[ITEMS start]

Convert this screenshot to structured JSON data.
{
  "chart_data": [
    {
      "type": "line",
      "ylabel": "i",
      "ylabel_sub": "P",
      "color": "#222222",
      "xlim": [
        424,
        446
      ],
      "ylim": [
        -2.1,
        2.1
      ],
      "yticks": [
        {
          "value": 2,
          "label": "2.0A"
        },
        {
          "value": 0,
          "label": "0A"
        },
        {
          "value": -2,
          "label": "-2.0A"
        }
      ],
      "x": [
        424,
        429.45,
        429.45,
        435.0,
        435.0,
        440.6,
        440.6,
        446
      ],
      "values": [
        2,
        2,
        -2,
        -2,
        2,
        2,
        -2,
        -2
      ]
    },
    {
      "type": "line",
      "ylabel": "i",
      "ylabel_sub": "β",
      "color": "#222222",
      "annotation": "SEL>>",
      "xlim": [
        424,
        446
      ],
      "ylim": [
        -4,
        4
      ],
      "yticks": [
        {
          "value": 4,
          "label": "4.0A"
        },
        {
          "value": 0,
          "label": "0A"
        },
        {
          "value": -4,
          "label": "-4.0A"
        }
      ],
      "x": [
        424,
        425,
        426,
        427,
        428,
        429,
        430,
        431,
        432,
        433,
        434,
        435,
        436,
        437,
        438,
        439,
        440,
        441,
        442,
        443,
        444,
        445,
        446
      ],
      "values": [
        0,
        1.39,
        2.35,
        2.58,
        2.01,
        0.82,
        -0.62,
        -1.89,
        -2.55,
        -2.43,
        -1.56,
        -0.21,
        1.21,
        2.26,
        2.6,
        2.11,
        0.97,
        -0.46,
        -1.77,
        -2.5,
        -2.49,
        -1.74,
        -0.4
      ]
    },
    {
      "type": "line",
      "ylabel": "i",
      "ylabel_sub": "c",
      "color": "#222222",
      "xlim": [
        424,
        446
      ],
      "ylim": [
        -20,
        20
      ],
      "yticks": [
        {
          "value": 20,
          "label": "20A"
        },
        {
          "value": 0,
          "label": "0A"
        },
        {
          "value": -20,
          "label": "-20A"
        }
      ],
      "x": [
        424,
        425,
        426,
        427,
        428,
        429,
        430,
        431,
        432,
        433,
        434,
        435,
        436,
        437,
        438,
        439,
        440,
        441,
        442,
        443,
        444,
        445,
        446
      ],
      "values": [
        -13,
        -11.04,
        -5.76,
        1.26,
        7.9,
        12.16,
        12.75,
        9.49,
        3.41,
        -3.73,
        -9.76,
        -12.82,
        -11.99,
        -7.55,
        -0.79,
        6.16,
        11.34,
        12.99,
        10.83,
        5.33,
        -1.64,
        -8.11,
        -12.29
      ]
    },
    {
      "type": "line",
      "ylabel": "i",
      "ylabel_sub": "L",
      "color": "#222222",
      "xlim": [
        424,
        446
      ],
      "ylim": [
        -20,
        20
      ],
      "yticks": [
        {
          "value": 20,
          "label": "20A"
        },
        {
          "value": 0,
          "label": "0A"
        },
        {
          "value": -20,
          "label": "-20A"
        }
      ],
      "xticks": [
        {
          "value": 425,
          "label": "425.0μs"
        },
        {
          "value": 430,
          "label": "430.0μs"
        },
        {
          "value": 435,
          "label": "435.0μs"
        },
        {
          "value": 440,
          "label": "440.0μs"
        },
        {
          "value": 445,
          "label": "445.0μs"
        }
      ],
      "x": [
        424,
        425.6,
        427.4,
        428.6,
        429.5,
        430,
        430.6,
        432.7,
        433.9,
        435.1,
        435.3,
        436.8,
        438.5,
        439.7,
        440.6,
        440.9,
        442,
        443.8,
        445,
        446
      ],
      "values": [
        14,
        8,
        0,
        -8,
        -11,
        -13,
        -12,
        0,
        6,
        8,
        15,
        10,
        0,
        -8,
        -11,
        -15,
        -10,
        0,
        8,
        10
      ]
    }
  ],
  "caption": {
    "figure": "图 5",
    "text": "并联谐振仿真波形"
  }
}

[ITEMS end]

Without leaving anything out, give the entries again exactly.

EXERCISE ANSWER:
Convert this screenshot to structured JSON data.
{
  "chart_data": [
    {
      "type": "line",
      "ylabel": "i",
      "ylabel_sub": "P",
      "color": "#222222",
      "xlim": [
        424,
        446
      ],
      "ylim": [
        -2.1,
        2.1
      ],
      "yticks": [
        {
          "value": 2,
          "label": "2.0A"
        },
        {
          "value": 0,
          "label": "0A"
        },
        {
          "value": -2,
          "label": "-2.0A"
        }
      ],
      "x": [
        424,
        429.45,
        429.45,
        435.0,
        435.0,
        440.6,
        440.6,
        446
      ],
      "values": [
        2,
        2,
        -2,
        -2,
        2,
        2,
        -2,
        -2
      ]
    },
    {
      "type": "line",
      "ylabel": "i",
      "ylabel_sub": "β",
      "color": "#222222",
      "annotation": "SEL>>",
      "xlim": [
        424,
        446
      ],
      "ylim": [
        -4,
        4
      ],
      "yticks": [
        {
          "value": 4,
          "label": "4.0A"
        },
        {
          "value": 0,
          "label": "0A"
        },
        {
          "value": -4,
          "label": "-4.0A"
        }
      ],
      "x": [
        424,
        425,
        426,
        427,
        428,
        429,
        430,
        431,
        432,
        433,
        434,
        435,
        436,
        437,
        438,
        439,
        440,
        441,
        442,
        443,
        444,
        445,
        446
      ],
      "values": [
        0,
        1.39,
        2.35,
        2.58,
        2.01,
        0.82,
        -0.62,
        -1.89,
        -2.55,
        -2.43,
        -1.56,
        -0.21,
        1.21,
        2.26,
        2.6,
        2.11,
        0.97,
        -0.46,
        -1.77,
        -2.5,
        -2.49,
        -1.74,
        -0.4
      ]
    },
    {
      "type": "line",
      "ylabel": "i",
      "ylabel_sub": "c",
      "color": "#222222",
      "xlim": [
        424,
        446
      ],
      "ylim": [
        -20,
        20
      ],
      "yticks": [
        {
          "value": 20,
          "label": "20A"
        },
        {
          "value": 0,
          "label": "0A"
        },
        {
          "value": -20,
          "label": "-20A"
        }
      ],
      "x": [
        424,
        425,
        426,
        427,
        428,
        429,
        430,
        431,
        432,
        433,
        434,
        435,
        436,
        437,
        438,
        439,
        440,
        441,
        442,
        443,
        444,
        445,
        446
      ],
      "values": [
        -13,
        -11.04,
        -5.76,
        1.26,
        7.9,
        12.16,
        12.75,
        9.49,
        3.41,
        -3.73,
        -9.76,
        -12.82,
        -11.99,
        -7.55,
        -0.79,
        6.16,
        11.34,
        12.99,
        10.83,
        5.33,
        -1.64,
        -8.11,
        -12.29
      ]
    },
    {
      "type": "line",
      "ylabel": "i",
      "ylabel_sub": "L",
      "color": "#222222",
      "xlim": [
        424,
        446
      ],
      "ylim": [
        -20,
        20
      ],
      "yticks": [
        {
          "value": 20,
          "label": "20A"
        },
        {
          "value": 0,
          "label": "0A"
        },
        {
          "value": -20,
          "label": "-20A"
        }
      ],
      "xticks": [
        {
          "value": 425,
          "label": "425.0μs"
        },
        {
          "value": 430,
          "label": "430.0μs"
        },
        {
          "value": 435,
          "label": "435.0μs"
        },
        {
          "value": 440,
          "label": "440.0μs"
        },
        {
          "value": 445,
          "label": "445.0μs"
        }
      ],
      "x": [
        424,
        425.6,
        427.4,
        428.6,
        429.5,
        430,
        430.6,
        432.7,
        433.9,
        435.1,
        435.3,
        436.8,
        438.5,
        439.7,
        440.6,
        440.9,
        442,
        443.8,
        445,
        446
      ],
      "values": [
        14,
        8,
        0,
        -8,
        -11,
        -13,
        -12,
        0,
        6,
        8,
        15,
        10,
        0,
        -8,
        -11,
        -15,
        -10,
        0,
        8,
        10
      ]
    }
  ],
  "caption": {
    "figure": "图 5",
    "text": "并联谐振仿真波形"
  }
}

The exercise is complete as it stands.